§ GIVEN RECORDS
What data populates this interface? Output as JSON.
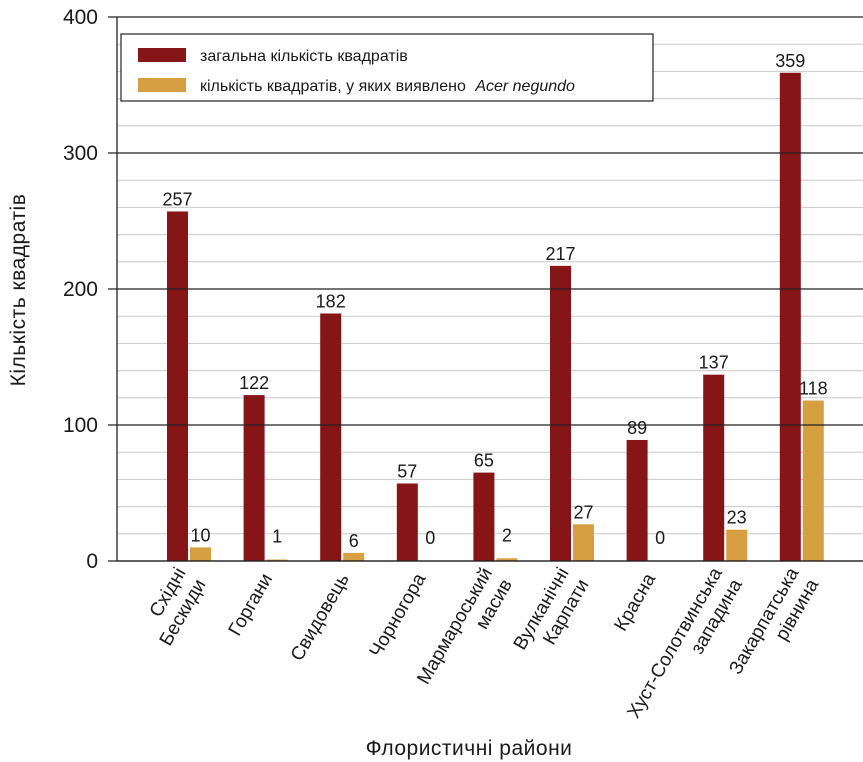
{
  "chart_data": {
    "type": "bar",
    "title": "",
    "xlabel": "Флористичні райони",
    "ylabel": "Кількість квадратів",
    "ylim": [
      0,
      400
    ],
    "yticks": [
      0,
      100,
      200,
      300,
      400
    ],
    "grid": "horizontal",
    "legend_position": "top-left",
    "categories": [
      [
        "Східні",
        "Бескиди"
      ],
      [
        "Горгани"
      ],
      [
        "Свидовець"
      ],
      [
        "Чорногора"
      ],
      [
        "Мармароський",
        "масив"
      ],
      [
        "Вулканічні",
        "Карпати"
      ],
      [
        "Красна"
      ],
      [
        "Хуст-Солотвинська",
        "западина"
      ],
      [
        "Закарпатська",
        "рівнина"
      ]
    ],
    "series": [
      {
        "name": "загальна кількість квадратів",
        "color": "#861518",
        "values": [
          257,
          122,
          182,
          57,
          65,
          217,
          89,
          137,
          359
        ]
      },
      {
        "name": "кількість квадратів, у яких виявлено",
        "name_italic": "Acer negundo",
        "color": "#d6a042",
        "values": [
          10,
          1,
          6,
          0,
          2,
          27,
          0,
          23,
          118
        ]
      }
    ]
  }
}
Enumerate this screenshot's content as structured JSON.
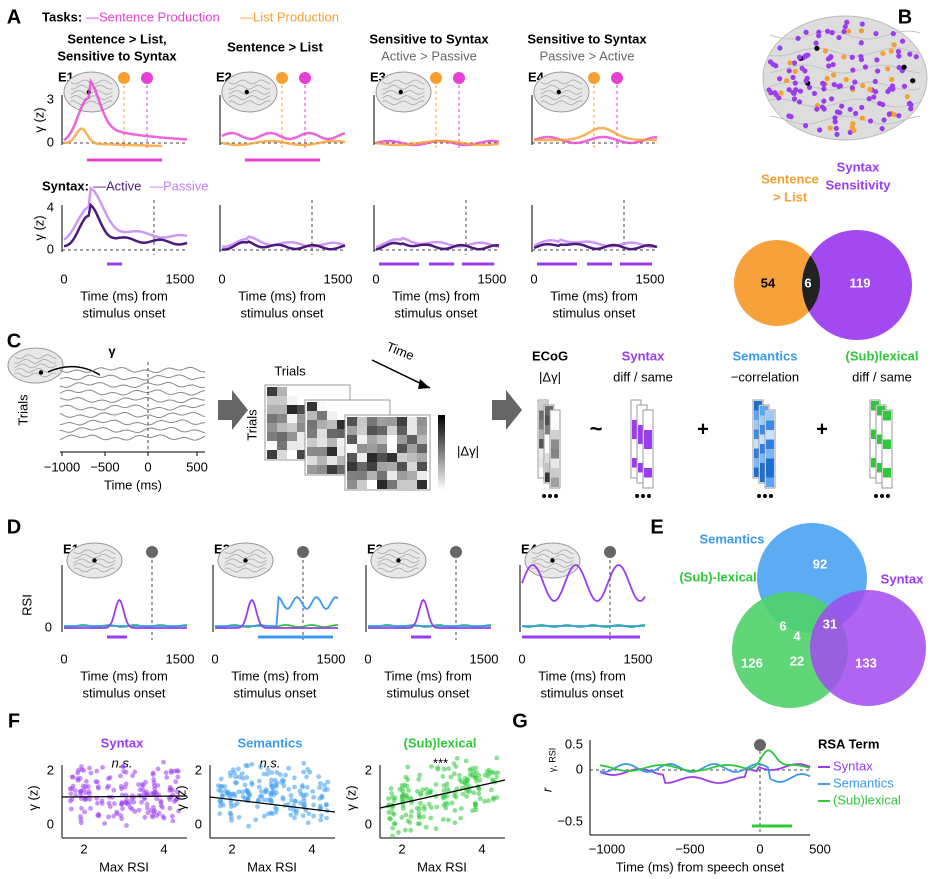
{
  "figure": {
    "A": {
      "label": "A",
      "tasks": "Tasks:",
      "sentence": "—Sentence Production",
      "list": "—List Production",
      "columns": [
        {
          "title": [
            "Sentence > List,",
            "Sensitive to Syntax"
          ],
          "electrode": "E1"
        },
        {
          "title": [
            "Sentence > List"
          ],
          "electrode": "E2"
        },
        {
          "title": [
            "Sensitive to Syntax",
            "Active > Passive"
          ],
          "electrode": "E3"
        },
        {
          "title": [
            "Sensitive to Syntax",
            "Passive > Active"
          ],
          "electrode": "E4"
        }
      ],
      "ylabel": "γ (z)",
      "top_yticks": [
        0,
        3
      ],
      "syntax": "Syntax:",
      "active": "—Active",
      "passive": "—Passive",
      "bottom_yticks": [
        0,
        4
      ],
      "xticks": [
        0,
        1500
      ],
      "xlabel": [
        "Time (ms) from",
        "stimulus onset"
      ]
    },
    "B": {
      "label": "B",
      "left_set": [
        "Sentence",
        "> List"
      ],
      "right_set": [
        "Syntax",
        "Sensitivity"
      ],
      "counts": {
        "left_only": 54,
        "both": 6,
        "right_only": 119
      }
    },
    "C": {
      "label": "C",
      "gamma": "γ",
      "trials": "Trials",
      "xticks": [
        "−1000",
        "−500",
        "0",
        "500"
      ],
      "xlabel": "Time (ms)",
      "matrix_trials": "Trials",
      "matrix_trials_side": "Trials",
      "time": "Time",
      "colorbar": "|Δγ|",
      "terms": [
        {
          "name": "ECoG",
          "desc": "|Δγ|"
        },
        {
          "name": "Syntax",
          "desc": "diff / same"
        },
        {
          "name": "Semantics",
          "desc": "−correlation"
        },
        {
          "name": "(Sub)lexical",
          "desc": "diff / same"
        }
      ],
      "tilde": "~",
      "plus": "+"
    },
    "D": {
      "label": "D",
      "electrodes": [
        "E1",
        "E2",
        "E3",
        "E4"
      ],
      "ylabel": "RSI",
      "ytick": 0,
      "xticks": [
        0,
        1500
      ],
      "xlabel": [
        "Time (ms) from",
        "stimulus onset"
      ]
    },
    "E": {
      "label": "E",
      "sets": [
        "Semantics",
        "(Sub)-lexical",
        "Syntax"
      ],
      "counts": {
        "semantics": 92,
        "sub_sem": 6,
        "all": 4,
        "sem_syn": 31,
        "sub": 126,
        "sub_syn": 22,
        "syntax": 133
      }
    },
    "F": {
      "label": "F",
      "plots": [
        {
          "title": "Syntax",
          "sig": "n.s."
        },
        {
          "title": "Semantics",
          "sig": "n.s."
        },
        {
          "title": "(Sub)lexical",
          "sig": "***"
        }
      ],
      "ylabel": "γ (z)",
      "yticks": [
        0,
        2
      ],
      "xticks": [
        2,
        4
      ],
      "xlabel": "Max RSI"
    },
    "G": {
      "label": "G",
      "ylabel": "r",
      "ylabel_sub": "γ, RSI",
      "yticks": [
        "0.5",
        "0",
        "−0.5"
      ],
      "xticks": [
        "−1000",
        "−500",
        "0",
        "500"
      ],
      "xlabel": "Time (ms) from speech onset",
      "legend_title": "RSA Term",
      "legend": [
        "Syntax",
        "Semantics",
        "(Sub)lexical"
      ]
    }
  }
}
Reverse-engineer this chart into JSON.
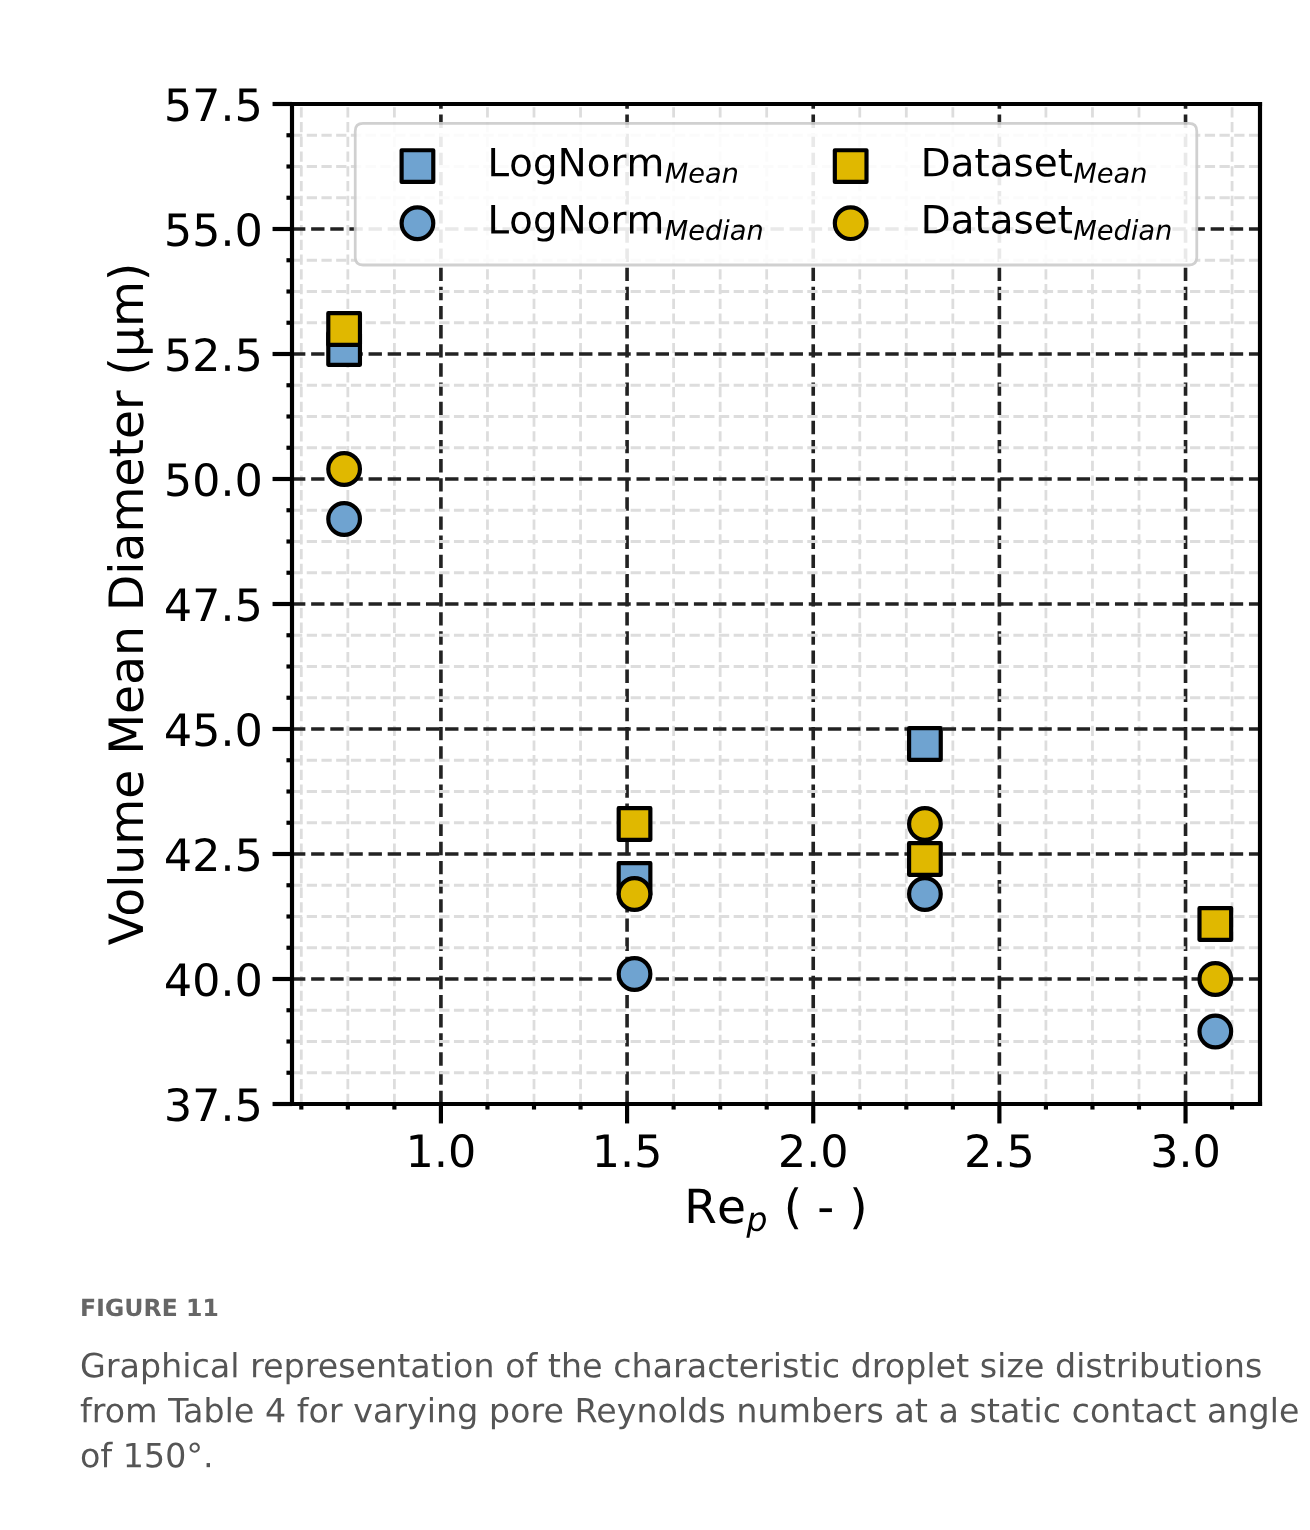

§ EXERCISE OBJECTIVE
In the listing above, find the lines holding the word "Active" and copy them.

§ FINISHED ANSWER
            "Active > Passive"
            "Passive > Active"
      "active": "—Active",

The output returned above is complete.